Data entries:
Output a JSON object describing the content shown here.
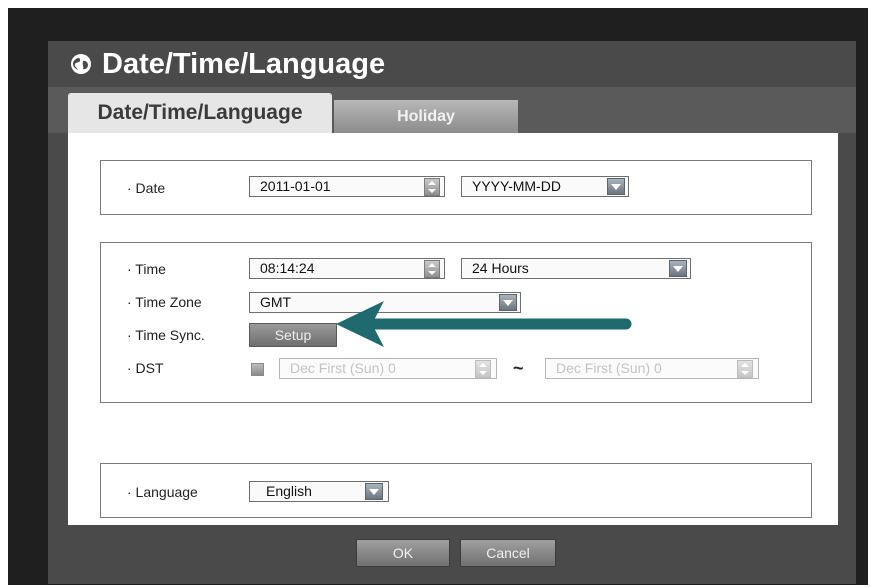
{
  "window": {
    "title": "Date/Time/Language",
    "globe_icon": "globe-icon"
  },
  "tabs": [
    {
      "label": "Date/Time/Language",
      "active": true
    },
    {
      "label": "Holiday",
      "active": false
    }
  ],
  "date_group": {
    "date_label": "· Date",
    "date_value": "2011-01-01",
    "date_format": "YYYY-MM-DD"
  },
  "time_group": {
    "time_label": "· Time",
    "time_value": "08:14:24",
    "time_format": "24 Hours",
    "timezone_label": "· Time Zone",
    "timezone_value": "GMT",
    "timesync_label": "· Time Sync.",
    "setup_label": "Setup",
    "dst_label": "· DST",
    "dst_start": "Dec First (Sun) 0",
    "dst_separator": "~",
    "dst_end": "Dec First (Sun) 0"
  },
  "language_group": {
    "language_label": "· Language",
    "language_value": "English"
  },
  "footer": {
    "ok_label": "OK",
    "cancel_label": "Cancel"
  },
  "colors": {
    "frame": "#1f1f1f",
    "window": "#4a4a4a",
    "arrow": "#1f6a6e"
  }
}
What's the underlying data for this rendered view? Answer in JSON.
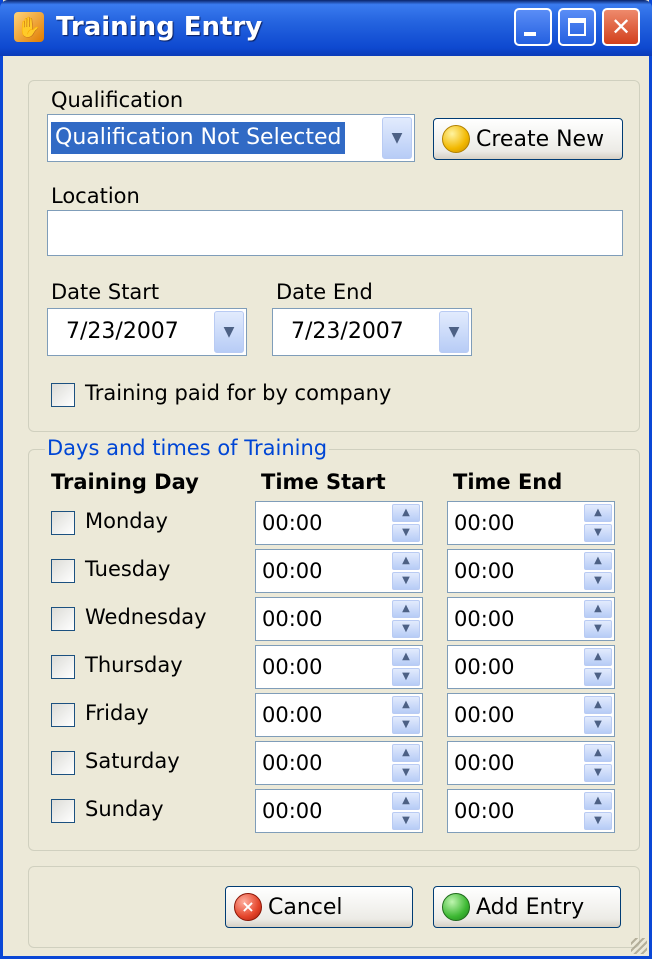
{
  "window": {
    "title": "Training Entry",
    "icon": "app-icon",
    "controls": [
      "minimize-icon",
      "maximize-icon",
      "close-icon"
    ]
  },
  "form": {
    "qualification_label": "Qualification",
    "qualification_value": "Qualification Not Selected",
    "create_new_label": "Create New",
    "location_label": "Location",
    "location_value": "",
    "date_start_label": "Date Start",
    "date_start_value": "7/23/2007",
    "date_end_label": "Date End",
    "date_end_value": "7/23/2007",
    "paid_by_company_label": "Training paid for by company",
    "paid_by_company_checked": false
  },
  "schedule": {
    "legend": "Days and times of Training",
    "headers": {
      "day": "Training Day",
      "start": "Time Start",
      "end": "Time End"
    },
    "days": [
      {
        "name": "Monday",
        "checked": false,
        "start": "00:00",
        "end": "00:00"
      },
      {
        "name": "Tuesday",
        "checked": false,
        "start": "00:00",
        "end": "00:00"
      },
      {
        "name": "Wednesday",
        "checked": false,
        "start": "00:00",
        "end": "00:00"
      },
      {
        "name": "Thursday",
        "checked": false,
        "start": "00:00",
        "end": "00:00"
      },
      {
        "name": "Friday",
        "checked": false,
        "start": "00:00",
        "end": "00:00"
      },
      {
        "name": "Saturday",
        "checked": false,
        "start": "00:00",
        "end": "00:00"
      },
      {
        "name": "Sunday",
        "checked": false,
        "start": "00:00",
        "end": "00:00"
      }
    ]
  },
  "actions": {
    "cancel_label": "Cancel",
    "add_entry_label": "Add Entry"
  },
  "colors": {
    "title_bar": "#0E49D0",
    "window_bg": "#ECE9D8",
    "legend_text": "#0046D5",
    "selection": "#316AC5"
  }
}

> _SET TASK_
Give back each entry exactly as it appears, with no pictures.

> _OUTPUT BELOW_
Output a JSON object describing the content shown here.
{
  "window": {
    "title": "Date/Time/Language",
    "globe_icon": "globe-icon"
  },
  "tabs": [
    {
      "label": "Date/Time/Language",
      "active": true
    },
    {
      "label": "Holiday",
      "active": false
    }
  ],
  "date_group": {
    "date_label": "· Date",
    "date_value": "2011-01-01",
    "date_format": "YYYY-MM-DD"
  },
  "time_group": {
    "time_label": "· Time",
    "time_value": "08:14:24",
    "time_format": "24 Hours",
    "timezone_label": "· Time Zone",
    "timezone_value": "GMT",
    "timesync_label": "· Time Sync.",
    "setup_label": "Setup",
    "dst_label": "· DST",
    "dst_start": "Dec First (Sun) 0",
    "dst_separator": "~",
    "dst_end": "Dec First (Sun) 0"
  },
  "language_group": {
    "language_label": "· Language",
    "language_value": "English"
  },
  "footer": {
    "ok_label": "OK",
    "cancel_label": "Cancel"
  },
  "colors": {
    "frame": "#1f1f1f",
    "window": "#4a4a4a",
    "arrow": "#1f6a6e"
  }
}
What's the underlying data for this rendered view? Answer in JSON.
{
  "window": {
    "title": "Training Entry",
    "icon": "app-icon",
    "controls": [
      "minimize-icon",
      "maximize-icon",
      "close-icon"
    ]
  },
  "form": {
    "qualification_label": "Qualification",
    "qualification_value": "Qualification Not Selected",
    "create_new_label": "Create New",
    "location_label": "Location",
    "location_value": "",
    "date_start_label": "Date Start",
    "date_start_value": "7/23/2007",
    "date_end_label": "Date End",
    "date_end_value": "7/23/2007",
    "paid_by_company_label": "Training paid for by company",
    "paid_by_company_checked": false
  },
  "schedule": {
    "legend": "Days and times of Training",
    "headers": {
      "day": "Training Day",
      "start": "Time Start",
      "end": "Time End"
    },
    "days": [
      {
        "name": "Monday",
        "checked": false,
        "start": "00:00",
        "end": "00:00"
      },
      {
        "name": "Tuesday",
        "checked": false,
        "start": "00:00",
        "end": "00:00"
      },
      {
        "name": "Wednesday",
        "checked": false,
        "start": "00:00",
        "end": "00:00"
      },
      {
        "name": "Thursday",
        "checked": false,
        "start": "00:00",
        "end": "00:00"
      },
      {
        "name": "Friday",
        "checked": false,
        "start": "00:00",
        "end": "00:00"
      },
      {
        "name": "Saturday",
        "checked": false,
        "start": "00:00",
        "end": "00:00"
      },
      {
        "name": "Sunday",
        "checked": false,
        "start": "00:00",
        "end": "00:00"
      }
    ]
  },
  "actions": {
    "cancel_label": "Cancel",
    "add_entry_label": "Add Entry"
  },
  "colors": {
    "title_bar": "#0E49D0",
    "window_bg": "#ECE9D8",
    "legend_text": "#0046D5",
    "selection": "#316AC5"
  }
}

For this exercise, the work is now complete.